-- BEGIN --

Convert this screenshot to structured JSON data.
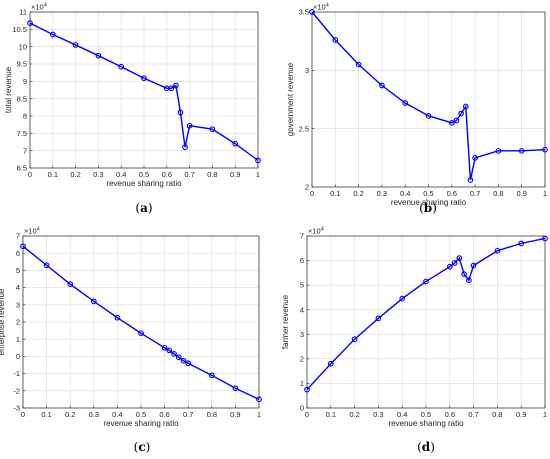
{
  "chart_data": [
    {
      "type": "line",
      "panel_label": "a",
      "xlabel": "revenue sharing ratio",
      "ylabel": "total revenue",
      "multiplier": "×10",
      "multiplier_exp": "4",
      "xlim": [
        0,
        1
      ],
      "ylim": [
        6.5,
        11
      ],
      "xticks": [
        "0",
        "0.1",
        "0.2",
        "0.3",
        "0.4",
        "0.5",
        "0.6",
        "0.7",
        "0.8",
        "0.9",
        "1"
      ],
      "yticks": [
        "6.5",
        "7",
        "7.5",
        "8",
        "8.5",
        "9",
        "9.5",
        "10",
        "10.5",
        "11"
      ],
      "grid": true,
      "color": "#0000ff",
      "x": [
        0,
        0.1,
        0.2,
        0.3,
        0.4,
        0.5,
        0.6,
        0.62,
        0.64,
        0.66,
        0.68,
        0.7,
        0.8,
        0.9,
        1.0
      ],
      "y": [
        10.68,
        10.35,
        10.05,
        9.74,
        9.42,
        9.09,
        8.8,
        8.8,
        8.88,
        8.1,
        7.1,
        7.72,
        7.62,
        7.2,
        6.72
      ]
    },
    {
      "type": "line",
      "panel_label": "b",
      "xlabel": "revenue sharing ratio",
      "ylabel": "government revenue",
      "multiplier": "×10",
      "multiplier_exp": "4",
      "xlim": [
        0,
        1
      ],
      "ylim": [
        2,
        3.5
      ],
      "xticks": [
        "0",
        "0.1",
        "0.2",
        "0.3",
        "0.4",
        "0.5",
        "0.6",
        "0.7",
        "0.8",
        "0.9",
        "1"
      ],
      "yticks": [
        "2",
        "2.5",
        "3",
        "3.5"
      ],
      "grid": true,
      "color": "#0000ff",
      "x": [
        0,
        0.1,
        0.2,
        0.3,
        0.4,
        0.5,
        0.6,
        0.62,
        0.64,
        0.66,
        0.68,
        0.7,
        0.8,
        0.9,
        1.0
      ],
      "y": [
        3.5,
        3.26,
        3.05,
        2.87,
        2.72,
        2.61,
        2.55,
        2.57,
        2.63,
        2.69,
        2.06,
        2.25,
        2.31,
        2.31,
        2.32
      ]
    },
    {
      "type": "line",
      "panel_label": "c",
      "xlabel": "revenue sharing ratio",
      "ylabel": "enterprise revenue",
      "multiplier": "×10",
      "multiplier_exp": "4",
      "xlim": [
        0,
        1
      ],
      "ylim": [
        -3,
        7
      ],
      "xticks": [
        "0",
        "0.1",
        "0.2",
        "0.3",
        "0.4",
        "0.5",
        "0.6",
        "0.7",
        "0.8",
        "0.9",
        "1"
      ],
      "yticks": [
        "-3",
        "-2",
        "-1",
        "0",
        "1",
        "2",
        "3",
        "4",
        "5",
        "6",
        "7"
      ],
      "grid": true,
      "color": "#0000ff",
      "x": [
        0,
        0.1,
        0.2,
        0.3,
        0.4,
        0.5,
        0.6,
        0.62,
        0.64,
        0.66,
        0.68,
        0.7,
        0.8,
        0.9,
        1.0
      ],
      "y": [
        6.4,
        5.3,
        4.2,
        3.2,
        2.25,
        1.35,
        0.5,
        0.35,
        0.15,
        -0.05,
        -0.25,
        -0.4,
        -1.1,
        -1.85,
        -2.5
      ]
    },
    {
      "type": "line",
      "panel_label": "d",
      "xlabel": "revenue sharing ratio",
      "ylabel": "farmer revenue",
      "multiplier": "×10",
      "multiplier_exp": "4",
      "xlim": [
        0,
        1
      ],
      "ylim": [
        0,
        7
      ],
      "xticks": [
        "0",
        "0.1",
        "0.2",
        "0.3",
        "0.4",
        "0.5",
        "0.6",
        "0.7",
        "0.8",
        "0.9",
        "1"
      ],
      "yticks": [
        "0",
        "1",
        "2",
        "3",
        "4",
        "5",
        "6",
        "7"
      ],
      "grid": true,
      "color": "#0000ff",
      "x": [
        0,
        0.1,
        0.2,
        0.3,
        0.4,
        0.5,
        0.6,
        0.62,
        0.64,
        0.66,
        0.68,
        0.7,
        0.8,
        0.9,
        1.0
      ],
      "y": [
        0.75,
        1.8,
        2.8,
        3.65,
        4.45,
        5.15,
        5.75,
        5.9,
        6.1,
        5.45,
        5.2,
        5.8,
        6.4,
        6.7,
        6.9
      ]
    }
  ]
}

-- END --

* _REQUIRED TASK_
From the listing above, collect each line in which the string "ylabel" appears.

* _SOLUTION_
      "ylabel": "total revenue",
      "ylabel": "government revenue",
      "ylabel": "enterprise revenue",
      "ylabel": "farmer revenue",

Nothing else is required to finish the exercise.